_RECORDS FOR THIS TASK_

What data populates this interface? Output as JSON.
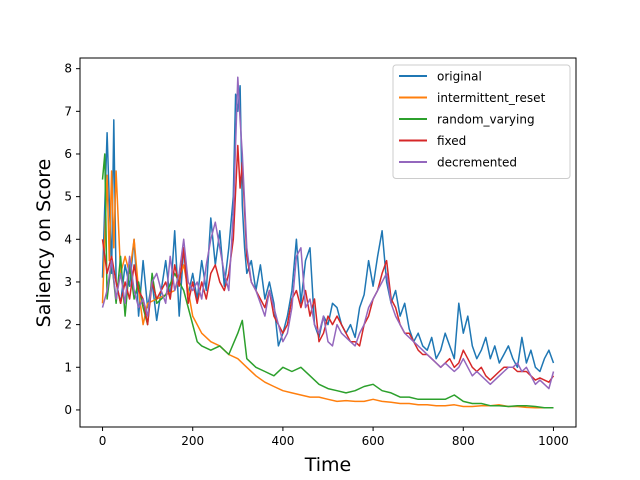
{
  "chart_data": {
    "type": "line",
    "title": "",
    "xlabel": "Time",
    "ylabel": "Saliency on Score",
    "xlim": [
      -50,
      1050
    ],
    "ylim": [
      -0.4,
      8.25
    ],
    "xticks": [
      0,
      200,
      400,
      600,
      800,
      1000
    ],
    "yticks": [
      0,
      1,
      2,
      3,
      4,
      5,
      6,
      7,
      8
    ],
    "grid": false,
    "legend_position": "top-right",
    "series": [
      {
        "name": "original",
        "color": "#1f77b4",
        "x": [
          0,
          10,
          20,
          25,
          30,
          40,
          50,
          60,
          70,
          80,
          90,
          100,
          110,
          120,
          130,
          140,
          150,
          160,
          170,
          180,
          190,
          200,
          210,
          220,
          230,
          240,
          250,
          260,
          270,
          280,
          290,
          295,
          300,
          305,
          310,
          315,
          320,
          330,
          340,
          350,
          360,
          370,
          380,
          390,
          400,
          410,
          420,
          430,
          440,
          450,
          460,
          470,
          480,
          490,
          500,
          510,
          520,
          530,
          540,
          550,
          560,
          570,
          580,
          590,
          600,
          610,
          620,
          630,
          640,
          650,
          660,
          670,
          680,
          690,
          700,
          710,
          720,
          730,
          740,
          750,
          760,
          770,
          780,
          790,
          800,
          810,
          820,
          830,
          840,
          850,
          860,
          870,
          880,
          890,
          900,
          910,
          920,
          930,
          940,
          950,
          960,
          970,
          980,
          990,
          1000
        ],
        "y": [
          3.1,
          6.5,
          3.2,
          6.8,
          3.0,
          2.5,
          3.4,
          2.9,
          4.0,
          2.2,
          3.5,
          2.4,
          3.0,
          2.1,
          2.8,
          3.5,
          2.6,
          4.2,
          2.2,
          3.8,
          2.7,
          3.2,
          2.6,
          3.5,
          2.8,
          4.5,
          3.4,
          4.2,
          2.9,
          3.8,
          5.0,
          7.4,
          7.0,
          7.6,
          4.8,
          3.8,
          3.2,
          3.5,
          2.8,
          3.4,
          2.6,
          3.0,
          2.5,
          1.5,
          1.8,
          2.2,
          2.8,
          4.0,
          2.5,
          3.5,
          3.8,
          2.0,
          1.7,
          2.2,
          2.0,
          2.5,
          2.4,
          2.0,
          1.8,
          2.0,
          1.7,
          2.4,
          2.7,
          3.5,
          2.9,
          3.6,
          4.2,
          3.0,
          2.5,
          2.8,
          2.2,
          2.5,
          1.9,
          1.6,
          1.8,
          1.5,
          1.4,
          1.7,
          1.2,
          1.4,
          1.8,
          1.5,
          1.2,
          2.5,
          1.8,
          2.2,
          1.5,
          1.2,
          1.4,
          1.7,
          1.2,
          1.5,
          1.1,
          1.3,
          1.5,
          1.2,
          1.0,
          1.7,
          1.1,
          1.4,
          1.0,
          0.9,
          1.2,
          1.4,
          1.1
        ]
      },
      {
        "name": "intermittent_reset",
        "color": "#ff7f0e",
        "x": [
          0,
          10,
          15,
          20,
          25,
          30,
          40,
          50,
          60,
          70,
          80,
          90,
          100,
          120,
          140,
          160,
          180,
          200,
          220,
          240,
          260,
          280,
          300,
          320,
          340,
          360,
          380,
          400,
          420,
          440,
          460,
          480,
          500,
          520,
          540,
          560,
          580,
          600,
          620,
          640,
          660,
          680,
          700,
          720,
          740,
          760,
          780,
          800,
          820,
          840,
          860,
          880,
          900,
          920,
          940,
          960,
          980,
          1000
        ],
        "y": [
          2.5,
          5.5,
          3.5,
          5.6,
          3.8,
          5.6,
          3.2,
          3.6,
          3.2,
          4.0,
          2.8,
          2.0,
          2.5,
          2.6,
          2.7,
          2.8,
          3.4,
          2.2,
          1.8,
          1.6,
          1.5,
          1.3,
          1.2,
          1.0,
          0.8,
          0.65,
          0.55,
          0.45,
          0.4,
          0.35,
          0.3,
          0.3,
          0.25,
          0.2,
          0.22,
          0.2,
          0.2,
          0.25,
          0.2,
          0.18,
          0.15,
          0.15,
          0.12,
          0.12,
          0.1,
          0.1,
          0.12,
          0.08,
          0.08,
          0.1,
          0.1,
          0.12,
          0.08,
          0.08,
          0.06,
          0.05,
          0.05,
          0.05
        ]
      },
      {
        "name": "random_varying",
        "color": "#2ca02c",
        "x": [
          0,
          5,
          10,
          20,
          30,
          40,
          50,
          60,
          70,
          80,
          90,
          100,
          110,
          120,
          140,
          160,
          180,
          200,
          210,
          220,
          240,
          260,
          280,
          300,
          310,
          320,
          340,
          360,
          380,
          400,
          420,
          440,
          460,
          480,
          500,
          520,
          540,
          560,
          580,
          600,
          620,
          640,
          660,
          680,
          700,
          720,
          740,
          760,
          780,
          800,
          820,
          840,
          860,
          880,
          900,
          920,
          940,
          960,
          980,
          1000
        ],
        "y": [
          5.4,
          6.0,
          2.6,
          3.5,
          2.5,
          3.6,
          2.2,
          3.4,
          2.6,
          3.0,
          2.4,
          2.0,
          3.2,
          2.5,
          2.7,
          3.2,
          2.8,
          2.0,
          1.6,
          1.5,
          1.4,
          1.5,
          1.3,
          1.8,
          2.1,
          1.2,
          1.0,
          0.9,
          0.8,
          1.0,
          0.9,
          1.0,
          0.8,
          0.6,
          0.5,
          0.45,
          0.4,
          0.45,
          0.55,
          0.6,
          0.45,
          0.4,
          0.3,
          0.3,
          0.25,
          0.25,
          0.25,
          0.25,
          0.35,
          0.2,
          0.15,
          0.15,
          0.1,
          0.1,
          0.08,
          0.1,
          0.1,
          0.08,
          0.05,
          0.05
        ]
      },
      {
        "name": "fixed",
        "color": "#d62728",
        "x": [
          0,
          10,
          20,
          30,
          40,
          50,
          60,
          70,
          80,
          90,
          100,
          110,
          120,
          130,
          140,
          150,
          160,
          170,
          180,
          190,
          200,
          210,
          220,
          230,
          240,
          250,
          260,
          270,
          280,
          290,
          300,
          305,
          310,
          320,
          330,
          340,
          350,
          360,
          370,
          380,
          390,
          400,
          410,
          420,
          430,
          440,
          450,
          460,
          470,
          480,
          490,
          500,
          510,
          520,
          530,
          540,
          550,
          560,
          570,
          580,
          590,
          600,
          610,
          620,
          630,
          640,
          650,
          660,
          670,
          680,
          690,
          700,
          710,
          720,
          730,
          740,
          750,
          760,
          770,
          780,
          790,
          800,
          810,
          820,
          830,
          840,
          850,
          860,
          870,
          880,
          890,
          900,
          910,
          920,
          930,
          940,
          950,
          960,
          970,
          980,
          990,
          1000
        ],
        "y": [
          4.0,
          3.2,
          3.6,
          3.0,
          2.5,
          3.0,
          2.6,
          3.4,
          2.8,
          2.6,
          2.0,
          3.0,
          2.6,
          2.8,
          3.0,
          2.6,
          3.4,
          2.9,
          3.8,
          2.5,
          3.0,
          2.5,
          3.0,
          2.6,
          3.2,
          3.4,
          3.0,
          2.8,
          3.2,
          4.0,
          6.2,
          5.2,
          5.8,
          3.6,
          3.0,
          2.8,
          2.6,
          2.4,
          2.8,
          2.2,
          2.0,
          1.8,
          2.0,
          2.6,
          2.8,
          2.4,
          2.8,
          2.2,
          2.6,
          1.6,
          1.8,
          2.2,
          2.0,
          2.2,
          2.0,
          1.8,
          1.6,
          1.6,
          1.5,
          2.0,
          2.2,
          2.6,
          2.8,
          3.2,
          3.5,
          2.6,
          2.4,
          2.0,
          1.8,
          1.8,
          1.6,
          1.4,
          1.3,
          1.3,
          1.2,
          1.1,
          1.0,
          1.1,
          1.2,
          1.0,
          1.1,
          1.4,
          1.2,
          1.0,
          0.9,
          1.0,
          0.8,
          0.7,
          0.8,
          0.9,
          1.0,
          1.0,
          1.0,
          0.9,
          0.9,
          0.9,
          0.8,
          0.7,
          0.75,
          0.7,
          0.65,
          0.8
        ]
      },
      {
        "name": "decremented",
        "color": "#9467bd",
        "x": [
          0,
          10,
          20,
          30,
          40,
          50,
          60,
          70,
          80,
          90,
          100,
          110,
          120,
          130,
          140,
          150,
          160,
          170,
          180,
          190,
          200,
          210,
          220,
          230,
          240,
          250,
          260,
          270,
          280,
          290,
          300,
          305,
          310,
          320,
          330,
          340,
          350,
          360,
          370,
          380,
          390,
          400,
          410,
          420,
          430,
          440,
          450,
          460,
          470,
          480,
          490,
          500,
          510,
          520,
          530,
          540,
          550,
          560,
          570,
          580,
          590,
          600,
          610,
          620,
          630,
          640,
          650,
          660,
          670,
          680,
          690,
          700,
          710,
          720,
          730,
          740,
          750,
          760,
          770,
          780,
          790,
          800,
          810,
          820,
          830,
          840,
          850,
          860,
          870,
          880,
          890,
          900,
          910,
          920,
          930,
          940,
          950,
          960,
          970,
          980,
          990,
          1000
        ],
        "y": [
          2.4,
          2.8,
          3.5,
          2.6,
          3.2,
          2.5,
          3.6,
          2.8,
          2.4,
          2.6,
          2.2,
          3.0,
          3.2,
          2.8,
          2.5,
          3.6,
          2.8,
          3.2,
          4.0,
          3.0,
          2.8,
          3.0,
          2.6,
          3.4,
          4.0,
          4.4,
          3.8,
          3.2,
          2.8,
          4.6,
          7.8,
          6.8,
          6.0,
          3.8,
          3.0,
          2.8,
          2.5,
          2.2,
          2.8,
          2.4,
          2.0,
          1.6,
          1.8,
          2.4,
          3.6,
          3.8,
          2.4,
          2.6,
          2.0,
          1.8,
          2.2,
          1.6,
          1.5,
          2.0,
          1.8,
          1.7,
          1.6,
          1.5,
          1.8,
          2.0,
          2.4,
          2.6,
          2.8,
          3.0,
          3.2,
          2.5,
          2.2,
          2.0,
          1.8,
          1.7,
          1.6,
          1.5,
          1.4,
          1.3,
          1.2,
          1.1,
          1.0,
          1.1,
          1.0,
          0.9,
          1.0,
          1.2,
          1.0,
          0.8,
          0.9,
          0.8,
          0.7,
          0.6,
          0.7,
          0.8,
          0.9,
          1.0,
          1.0,
          1.1,
          0.9,
          1.0,
          0.8,
          0.6,
          0.7,
          0.6,
          0.5,
          0.9
        ]
      }
    ]
  }
}
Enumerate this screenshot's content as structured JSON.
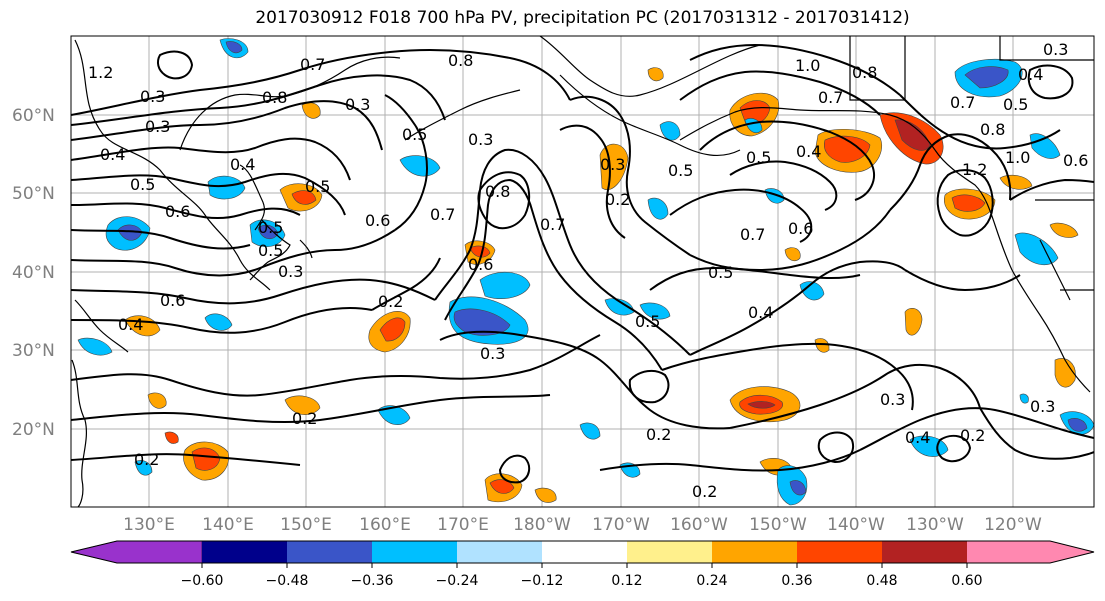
{
  "title": "2017030912 F018 700 hPa PV, precipitation PC (2017031312 - 2017031412)",
  "lat_labels": [
    "60°N",
    "50°N",
    "40°N",
    "30°N",
    "20°N"
  ],
  "lon_labels": [
    "130°E",
    "140°E",
    "150°E",
    "160°E",
    "170°E",
    "180°W",
    "170°W",
    "160°W",
    "150°W",
    "140°W",
    "130°W",
    "120°W"
  ],
  "colorbar": {
    "colors": [
      "#9932cc",
      "#00008b",
      "#3a55c8",
      "#00bfff",
      "#b0e2ff",
      "#ffffff",
      "#fff08c",
      "#ffa500",
      "#ff4500",
      "#b22222",
      "#ff88b0"
    ],
    "ticks": [
      "−0.60",
      "−0.48",
      "−0.36",
      "−0.24",
      "−0.12",
      "0.12",
      "0.24",
      "0.36",
      "0.48",
      "0.60"
    ]
  },
  "contour_labels": [
    "0.8",
    "0.7",
    "0.8",
    "1.2",
    "0.3",
    "0.3",
    "0.4",
    "0.5",
    "0.6",
    "0.5",
    "0.4",
    "0.5",
    "0.3",
    "0.8",
    "0.6",
    "0.7",
    "0.3",
    "0.2",
    "0.3",
    "0.5",
    "0.2",
    "0.3",
    "0.2",
    "0.5",
    "0.6",
    "0.7",
    "0.6",
    "0.5",
    "0.4",
    "1.0",
    "0.8",
    "0.7",
    "0.4",
    "0.5",
    "0.7",
    "1.2",
    "0.8",
    "1.0",
    "0.6",
    "0.4",
    "0.5",
    "0.3",
    "0.2",
    "0.2",
    "0.3",
    "0.4",
    "0.2",
    "0.3",
    "0.2",
    "0.4",
    "0.6",
    "0.5",
    "0.7",
    "0.5",
    "0.3"
  ]
}
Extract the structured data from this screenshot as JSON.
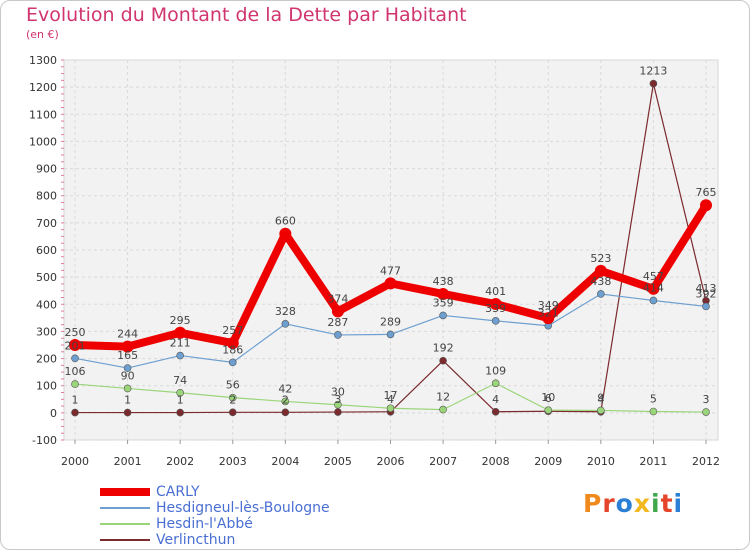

_INSTRUCTIONS FOR THE TASK_
How many lines of the listing above include the word "screenshot"? Reply with the number alone.

_WORKED ANSWER_
2